● **Exercice**
Expliquez, d'après l'extrait ci-dessous sur la marche vers Tunis, pourquoi les jeunes ont eu l'idée d'occuper la place de la Kasbah.

Le 14 janvier 2011 au soir, le départ de Ben Ali est annoncé. Une heure après, dans une totale confusion, Mohamed Ghannouchi, Abdallah Kallel et Foued Mbazaa apparaissent à la télévision nationale et annoncent le maintien de la continuité du pouvoir. Les jeunes qui viennent de réaliser que c’était la fin du règne d’un dictateur et de sa famille, refusent d’avaler la pilule. Tout commence lorsqu’un jeune de Menzel Bouzaine lance, à ses camarades, cette idée insensée: « Et pourquoi ne pas partir à Tunis à pied? ». La proposition circule sur les réseaux sociaux suscitant un élan de solidarité dans tout le pays.

Nous avons senti le danger d’un retournement contre la révolution. C’est pourquoi nous avons pensé à une idée neuve qui consistait à occuper la place de la Kasbah qui symbolise le pouvoir politique. Le lendemain, nous avons commencé la marche. Plusieurs villes nous ont suivi et nous avons fini par prendre des bus et des voitures pour arriver à destination dans la même journée, se souvient Safouen Bouzid, un jeune militant de Bouzayane.

Entrées enregistrées
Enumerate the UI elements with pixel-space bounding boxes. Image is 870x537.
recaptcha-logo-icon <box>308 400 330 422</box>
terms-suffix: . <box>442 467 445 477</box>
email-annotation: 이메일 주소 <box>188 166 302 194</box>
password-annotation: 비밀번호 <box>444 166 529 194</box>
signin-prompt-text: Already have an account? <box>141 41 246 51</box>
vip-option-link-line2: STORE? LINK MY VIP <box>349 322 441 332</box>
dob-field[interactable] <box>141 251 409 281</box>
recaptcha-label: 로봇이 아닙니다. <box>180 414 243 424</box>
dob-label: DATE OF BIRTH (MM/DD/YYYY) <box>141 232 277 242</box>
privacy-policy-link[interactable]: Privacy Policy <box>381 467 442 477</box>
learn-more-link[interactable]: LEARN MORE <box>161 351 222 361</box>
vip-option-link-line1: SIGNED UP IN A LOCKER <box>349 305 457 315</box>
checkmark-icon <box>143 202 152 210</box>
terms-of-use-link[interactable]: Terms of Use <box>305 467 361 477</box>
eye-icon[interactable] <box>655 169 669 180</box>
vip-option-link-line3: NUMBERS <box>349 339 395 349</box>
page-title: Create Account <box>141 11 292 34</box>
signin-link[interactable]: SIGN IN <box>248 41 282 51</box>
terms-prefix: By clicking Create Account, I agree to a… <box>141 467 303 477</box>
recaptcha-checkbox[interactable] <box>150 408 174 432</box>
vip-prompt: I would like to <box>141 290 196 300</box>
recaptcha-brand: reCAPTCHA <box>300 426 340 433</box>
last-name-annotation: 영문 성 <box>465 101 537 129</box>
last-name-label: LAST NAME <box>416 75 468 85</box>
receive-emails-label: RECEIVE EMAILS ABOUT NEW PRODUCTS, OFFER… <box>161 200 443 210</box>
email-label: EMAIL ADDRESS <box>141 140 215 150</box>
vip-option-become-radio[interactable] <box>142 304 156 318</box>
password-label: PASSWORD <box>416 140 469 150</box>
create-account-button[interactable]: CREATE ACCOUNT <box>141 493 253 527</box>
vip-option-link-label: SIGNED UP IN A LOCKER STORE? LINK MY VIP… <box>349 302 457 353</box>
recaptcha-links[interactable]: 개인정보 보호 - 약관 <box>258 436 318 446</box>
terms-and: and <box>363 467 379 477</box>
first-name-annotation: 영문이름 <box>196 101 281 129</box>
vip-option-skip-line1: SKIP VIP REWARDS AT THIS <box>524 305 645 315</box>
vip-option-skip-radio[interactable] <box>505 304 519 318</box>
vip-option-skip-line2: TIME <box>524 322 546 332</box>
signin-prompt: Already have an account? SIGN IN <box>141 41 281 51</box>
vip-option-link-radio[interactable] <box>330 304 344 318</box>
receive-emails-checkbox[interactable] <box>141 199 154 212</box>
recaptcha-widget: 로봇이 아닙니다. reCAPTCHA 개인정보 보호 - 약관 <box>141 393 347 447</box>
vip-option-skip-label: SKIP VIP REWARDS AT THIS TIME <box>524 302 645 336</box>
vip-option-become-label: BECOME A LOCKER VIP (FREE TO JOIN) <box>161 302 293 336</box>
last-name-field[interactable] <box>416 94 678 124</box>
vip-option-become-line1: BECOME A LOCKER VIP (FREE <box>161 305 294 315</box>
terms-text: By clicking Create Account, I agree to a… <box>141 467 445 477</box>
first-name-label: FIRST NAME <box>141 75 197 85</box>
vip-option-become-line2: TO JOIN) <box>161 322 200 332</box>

● **Corrigé**
Ils avaient senti le danger d'un retournement contre la révolution. Pour y répondre, ils ont choisi d'occuper la place de la Kasbah, qui symbolise le pouvoir politique.